• TAREAS:
1. Sustituye "felicidad" por "dicha" en el pasaje del texto sobre la felicidad que comienza con las palabras "Allá por el" y termina con "Dios y a Dios.", y escribe ese pasaje de nuevo con el cambio.
2. Retoma el texto sobre la felicidad y continúalo a partir de su última oración.

Allá por el año 2006…, escribí un
libro titulado “Desde el sufrimiento a la felicidad”, pero como este es un tema
que nunca se agota, voy a incidir de nuevo sobre él, aunque solo sea con lo
poco que se puede decir en el contenido de una glosa. Y no se agota el tema
porque realmente, si nos paramos a pensar despacio, en los seres humanos, todo
gira alrededor de la felicidad, todo el mundo siempre encamina sus pasos a
encontrar la felicidad, directamente o a encontrar los medios que se la
proporciones, esencialmente para muchos: el dichoso dinero, que tanto nos aleja
del amor de Dios y a Dios.

• SECCIÓN DE DATOS:
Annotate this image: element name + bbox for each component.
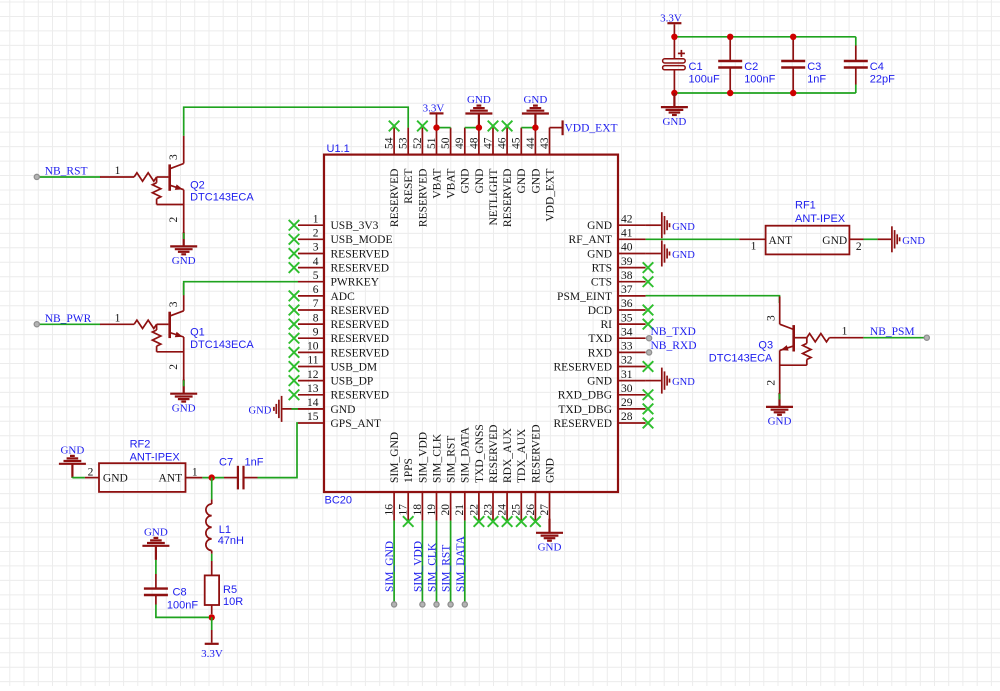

• RESPUESTAS POR TAREA:
1.
Allá por el año 2006…, escribí un
libro titulado “Desde el sufrimiento a la dicha”, pero como este es un tema
que nunca se agota, voy a incidir de nuevo sobre él, aunque solo sea con lo
poco que se puede decir en el contenido de una glosa. Y no se agota el tema
porque realmente, si nos paramos a pensar despacio, en los seres humanos, todo
gira alrededor de la dicha, todo el mundo siempre encamina sus pasos a
encontrar la dicha, directamente o a encontrar los medios que se la
proporciones, esencialmente para muchos: el dichoso dinero, que tanto nos aleja
del amor de Dios y a Dios.

2.
Dada la importancia del tema,
existen varios vocablos que en general son indebidamente utilizados. Así por
ejemplo tenemos: Felicidad, gozo, placer, deleite, júbilo, bienestar y otros
más imprecisos. En la otra cara de la moneda, es decir, en la antítesis de lo
que expresan los anteriores vocablos, tenemos: Dolor, sufrimiento,
mortificación, angustia, amargura, desolación, disgusto, congoja, abatimiento,
cruz, herida y otros varios más imprecisos. Realmente los más genéricos y
conocidos son de un lado la felicidad, el gozo y el placer, y de otro el
sufrimiento, el dolor y la mortificación. Nosotros tenemos cuerpo y alma y es
el caso de que indistintamente se usan estos vocablos, como por ejemplo el alma
pudiese tener dolor. El dolor es propio del cuerpo, y lo propio del alma es el
sufrimiento.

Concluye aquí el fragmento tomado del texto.